— GIVEN REQUEST —
Transcribe the material exactly. Images do not belong in the copy.

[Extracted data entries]
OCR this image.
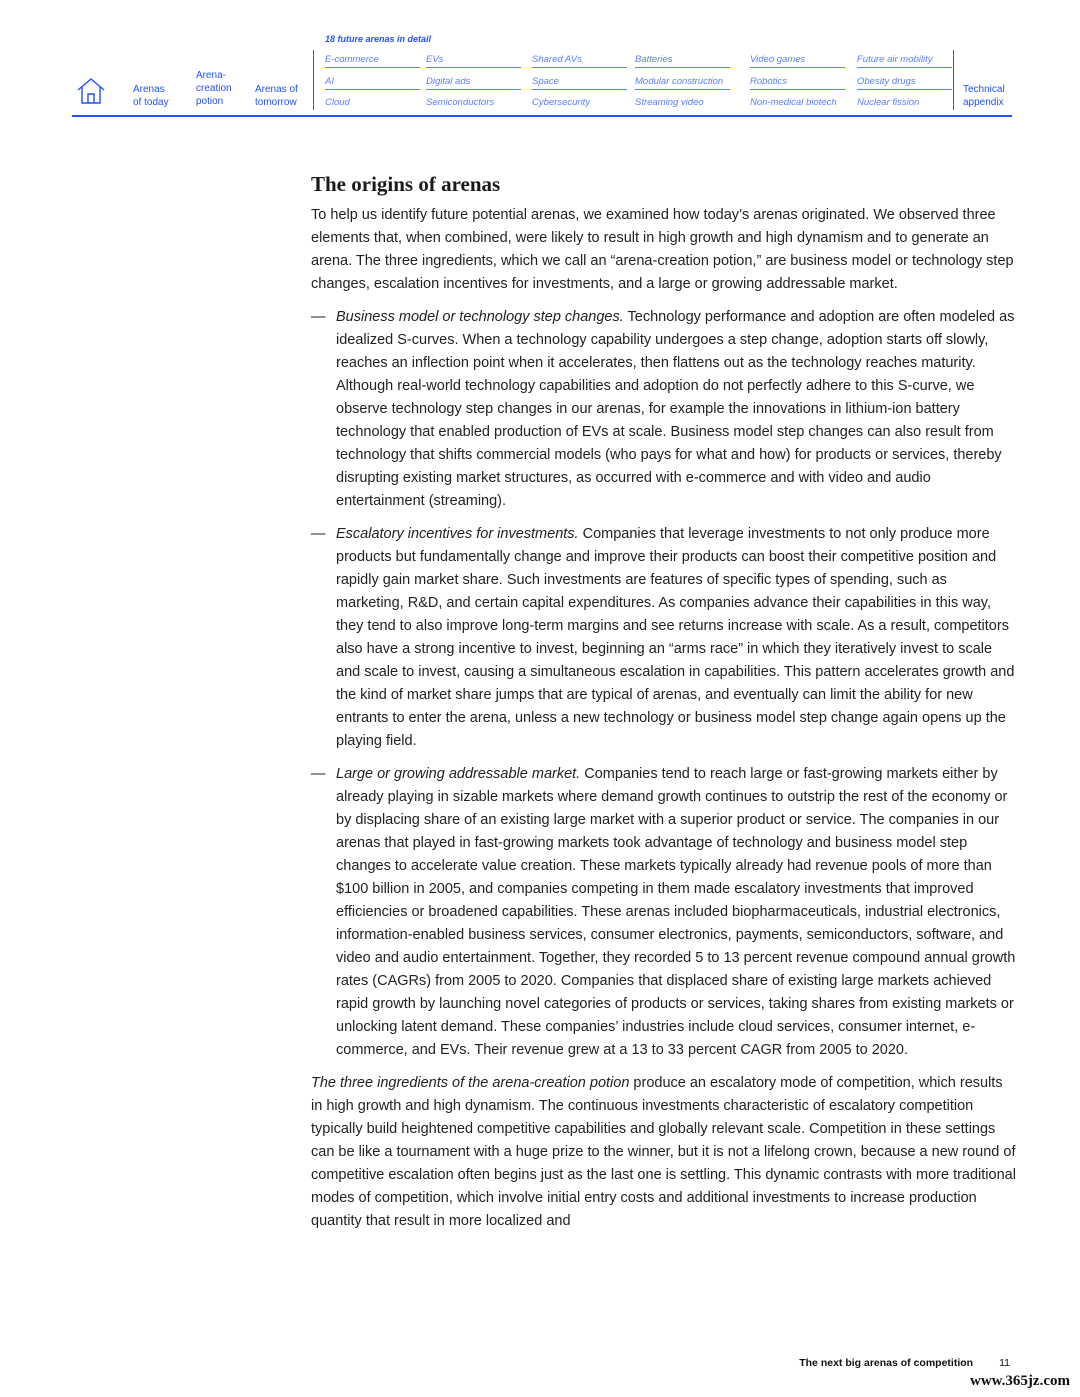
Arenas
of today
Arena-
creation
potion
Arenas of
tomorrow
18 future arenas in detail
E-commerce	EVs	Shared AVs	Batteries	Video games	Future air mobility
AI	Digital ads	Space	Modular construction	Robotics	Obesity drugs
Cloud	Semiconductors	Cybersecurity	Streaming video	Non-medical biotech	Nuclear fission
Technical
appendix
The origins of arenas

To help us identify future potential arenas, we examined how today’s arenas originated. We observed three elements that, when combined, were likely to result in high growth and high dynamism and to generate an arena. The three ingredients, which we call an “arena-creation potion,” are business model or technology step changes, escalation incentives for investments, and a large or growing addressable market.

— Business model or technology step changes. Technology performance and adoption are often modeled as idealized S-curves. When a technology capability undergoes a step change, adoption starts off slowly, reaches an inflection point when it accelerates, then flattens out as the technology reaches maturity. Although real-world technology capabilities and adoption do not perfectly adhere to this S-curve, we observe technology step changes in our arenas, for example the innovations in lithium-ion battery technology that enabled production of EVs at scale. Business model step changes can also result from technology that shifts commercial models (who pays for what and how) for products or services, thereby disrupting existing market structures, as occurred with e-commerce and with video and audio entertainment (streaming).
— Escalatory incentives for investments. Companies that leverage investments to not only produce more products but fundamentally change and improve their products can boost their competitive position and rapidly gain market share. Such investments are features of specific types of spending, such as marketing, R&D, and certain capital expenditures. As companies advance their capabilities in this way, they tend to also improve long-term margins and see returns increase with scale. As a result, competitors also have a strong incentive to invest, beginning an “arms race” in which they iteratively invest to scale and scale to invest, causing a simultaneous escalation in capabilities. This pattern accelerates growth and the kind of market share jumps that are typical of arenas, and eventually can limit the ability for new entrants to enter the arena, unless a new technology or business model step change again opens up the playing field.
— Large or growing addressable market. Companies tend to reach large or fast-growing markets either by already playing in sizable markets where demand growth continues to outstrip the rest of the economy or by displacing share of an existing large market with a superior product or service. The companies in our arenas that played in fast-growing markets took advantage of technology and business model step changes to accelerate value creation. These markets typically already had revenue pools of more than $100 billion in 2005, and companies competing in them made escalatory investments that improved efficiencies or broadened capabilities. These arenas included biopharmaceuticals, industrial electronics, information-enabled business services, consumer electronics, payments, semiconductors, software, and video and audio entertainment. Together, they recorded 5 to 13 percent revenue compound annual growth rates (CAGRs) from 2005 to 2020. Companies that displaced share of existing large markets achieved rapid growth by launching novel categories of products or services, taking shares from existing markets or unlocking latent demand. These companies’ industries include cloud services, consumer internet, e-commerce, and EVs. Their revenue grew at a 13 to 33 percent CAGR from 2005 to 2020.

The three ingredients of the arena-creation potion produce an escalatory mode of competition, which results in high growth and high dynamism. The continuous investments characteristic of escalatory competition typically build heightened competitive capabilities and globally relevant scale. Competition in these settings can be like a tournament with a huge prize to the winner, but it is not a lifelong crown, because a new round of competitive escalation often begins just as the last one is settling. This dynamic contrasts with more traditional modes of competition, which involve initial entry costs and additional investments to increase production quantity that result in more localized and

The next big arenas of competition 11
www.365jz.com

— REPLY TO THE TASK —
OCR this image.
Arenas
of today
Arena-
creation
potion
Arenas of
tomorrow
18 future arenas in detail
E-commerce	EVs	Shared AVs	Batteries	Video games	Future air mobility
AI	Digital ads	Space	Modular construction	Robotics	Obesity drugs
Cloud	Semiconductors	Cybersecurity	Streaming video	Non-medical biotech	Nuclear fission
Technical
appendix
The origins of arenas

To help us identify future potential arenas, we examined how today’s arenas originated. We observed three elements that, when combined, were likely to result in high growth and high dynamism and to generate an arena. The three ingredients, which we call an “arena-creation potion,” are business model or technology step changes, escalation incentives for investments, and a large or growing addressable market.

— Business model or technology step changes. Technology performance and adoption are often modeled as idealized S-curves. When a technology capability undergoes a step change, adoption starts off slowly, reaches an inflection point when it accelerates, then flattens out as the technology reaches maturity. Although real-world technology capabilities and adoption do not perfectly adhere to this S-curve, we observe technology step changes in our arenas, for example the innovations in lithium-ion battery technology that enabled production of EVs at scale. Business model step changes can also result from technology that shifts commercial models (who pays for what and how) for products or services, thereby disrupting existing market structures, as occurred with e-commerce and with video and audio entertainment (streaming).
— Escalatory incentives for investments. Companies that leverage investments to not only produce more products but fundamentally change and improve their products can boost their competitive position and rapidly gain market share. Such investments are features of specific types of spending, such as marketing, R&D, and certain capital expenditures. As companies advance their capabilities in this way, they tend to also improve long-term margins and see returns increase with scale. As a result, competitors also have a strong incentive to invest, beginning an “arms race” in which they iteratively invest to scale and scale to invest, causing a simultaneous escalation in capabilities. This pattern accelerates growth and the kind of market share jumps that are typical of arenas, and eventually can limit the ability for new entrants to enter the arena, unless a new technology or business model step change again opens up the playing field.
— Large or growing addressable market. Companies tend to reach large or fast-growing markets either by already playing in sizable markets where demand growth continues to outstrip the rest of the economy or by displacing share of an existing large market with a superior product or service. The companies in our arenas that played in fast-growing markets took advantage of technology and business model step changes to accelerate value creation. These markets typically already had revenue pools of more than $100 billion in 2005, and companies competing in them made escalatory investments that improved efficiencies or broadened capabilities. These arenas included biopharmaceuticals, industrial electronics, information-enabled business services, consumer electronics, payments, semiconductors, software, and video and audio entertainment. Together, they recorded 5 to 13 percent revenue compound annual growth rates (CAGRs) from 2005 to 2020. Companies that displaced share of existing large markets achieved rapid growth by launching novel categories of products or services, taking shares from existing markets or unlocking latent demand. These companies’ industries include cloud services, consumer internet, e-commerce, and EVs. Their revenue grew at a 13 to 33 percent CAGR from 2005 to 2020.

The three ingredients of the arena-creation potion produce an escalatory mode of competition, which results in high growth and high dynamism. The continuous investments characteristic of escalatory competition typically build heightened competitive capabilities and globally relevant scale. Competition in these settings can be like a tournament with a huge prize to the winner, but it is not a lifelong crown, because a new round of competitive escalation often begins just as the last one is settling. This dynamic contrasts with more traditional modes of competition, which involve initial entry costs and additional investments to increase production quantity that result in more localized and

The next big arenas of competition 11
www.365jz.com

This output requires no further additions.